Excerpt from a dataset
+ + +
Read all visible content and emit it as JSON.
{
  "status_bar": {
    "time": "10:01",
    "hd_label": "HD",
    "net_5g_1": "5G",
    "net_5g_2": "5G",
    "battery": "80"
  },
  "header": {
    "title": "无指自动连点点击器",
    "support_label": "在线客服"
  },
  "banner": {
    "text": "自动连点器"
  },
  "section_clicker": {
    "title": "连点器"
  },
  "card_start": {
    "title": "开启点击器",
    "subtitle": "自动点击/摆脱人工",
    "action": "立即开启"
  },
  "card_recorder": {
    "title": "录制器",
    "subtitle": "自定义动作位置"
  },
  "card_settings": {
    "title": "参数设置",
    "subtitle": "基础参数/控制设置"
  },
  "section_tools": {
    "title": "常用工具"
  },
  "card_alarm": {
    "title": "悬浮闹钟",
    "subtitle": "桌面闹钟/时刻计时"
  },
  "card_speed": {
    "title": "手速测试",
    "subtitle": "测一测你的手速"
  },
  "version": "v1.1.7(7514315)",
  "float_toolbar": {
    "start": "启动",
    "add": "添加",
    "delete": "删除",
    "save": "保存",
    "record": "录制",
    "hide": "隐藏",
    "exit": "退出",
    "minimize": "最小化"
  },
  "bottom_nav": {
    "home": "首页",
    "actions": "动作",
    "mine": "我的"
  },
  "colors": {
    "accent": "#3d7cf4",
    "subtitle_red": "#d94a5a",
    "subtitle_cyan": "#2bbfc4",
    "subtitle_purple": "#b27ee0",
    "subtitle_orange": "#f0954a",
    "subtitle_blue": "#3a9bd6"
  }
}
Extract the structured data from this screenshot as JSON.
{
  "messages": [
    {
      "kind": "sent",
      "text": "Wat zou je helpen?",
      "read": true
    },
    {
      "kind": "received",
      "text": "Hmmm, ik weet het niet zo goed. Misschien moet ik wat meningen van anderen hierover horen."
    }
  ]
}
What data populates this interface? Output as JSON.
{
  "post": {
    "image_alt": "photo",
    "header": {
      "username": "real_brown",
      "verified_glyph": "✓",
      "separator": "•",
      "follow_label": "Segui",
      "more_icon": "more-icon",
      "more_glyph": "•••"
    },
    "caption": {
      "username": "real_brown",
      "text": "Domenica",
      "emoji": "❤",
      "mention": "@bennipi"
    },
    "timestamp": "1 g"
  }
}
+ + +
- **EXERCISE INSTRUCTIONS**: Reproduce the records word for word.

- **OUTPUT**:
Read all visible content and emit it as JSON.
{
  "status_bar": {
    "time": "10:01",
    "hd_label": "HD",
    "net_5g_1": "5G",
    "net_5g_2": "5G",
    "battery": "80"
  },
  "header": {
    "title": "无指自动连点点击器",
    "support_label": "在线客服"
  },
  "banner": {
    "text": "自动连点器"
  },
  "section_clicker": {
    "title": "连点器"
  },
  "card_start": {
    "title": "开启点击器",
    "subtitle": "自动点击/摆脱人工",
    "action": "立即开启"
  },
  "card_recorder": {
    "title": "录制器",
    "subtitle": "自定义动作位置"
  },
  "card_settings": {
    "title": "参数设置",
    "subtitle": "基础参数/控制设置"
  },
  "section_tools": {
    "title": "常用工具"
  },
  "card_alarm": {
    "title": "悬浮闹钟",
    "subtitle": "桌面闹钟/时刻计时"
  },
  "card_speed": {
    "title": "手速测试",
    "subtitle": "测一测你的手速"
  },
  "version": "v1.1.7(7514315)",
  "float_toolbar": {
    "start": "启动",
    "add": "添加",
    "delete": "删除",
    "save": "保存",
    "record": "录制",
    "hide": "隐藏",
    "exit": "退出",
    "minimize": "最小化"
  },
  "bottom_nav": {
    "home": "首页",
    "actions": "动作",
    "mine": "我的"
  },
  "colors": {
    "accent": "#3d7cf4",
    "subtitle_red": "#d94a5a",
    "subtitle_cyan": "#2bbfc4",
    "subtitle_purple": "#b27ee0",
    "subtitle_orange": "#f0954a",
    "subtitle_blue": "#3a9bd6"
  }
}
Extract the structured data from this screenshot as JSON.
{
  "messages": [
    {
      "kind": "sent",
      "text": "Wat zou je helpen?",
      "read": true
    },
    {
      "kind": "received",
      "text": "Hmmm, ik weet het niet zo goed. Misschien moet ik wat meningen van anderen hierover horen."
    }
  ]
}
What data populates this interface? Output as JSON.
{
  "post": {
    "image_alt": "photo",
    "header": {
      "username": "real_brown",
      "verified_glyph": "✓",
      "separator": "•",
      "follow_label": "Segui",
      "more_icon": "more-icon",
      "more_glyph": "•••"
    },
    "caption": {
      "username": "real_brown",
      "text": "Domenica",
      "emoji": "❤",
      "mention": "@bennipi"
    },
    "timestamp": "1 g"
  }
}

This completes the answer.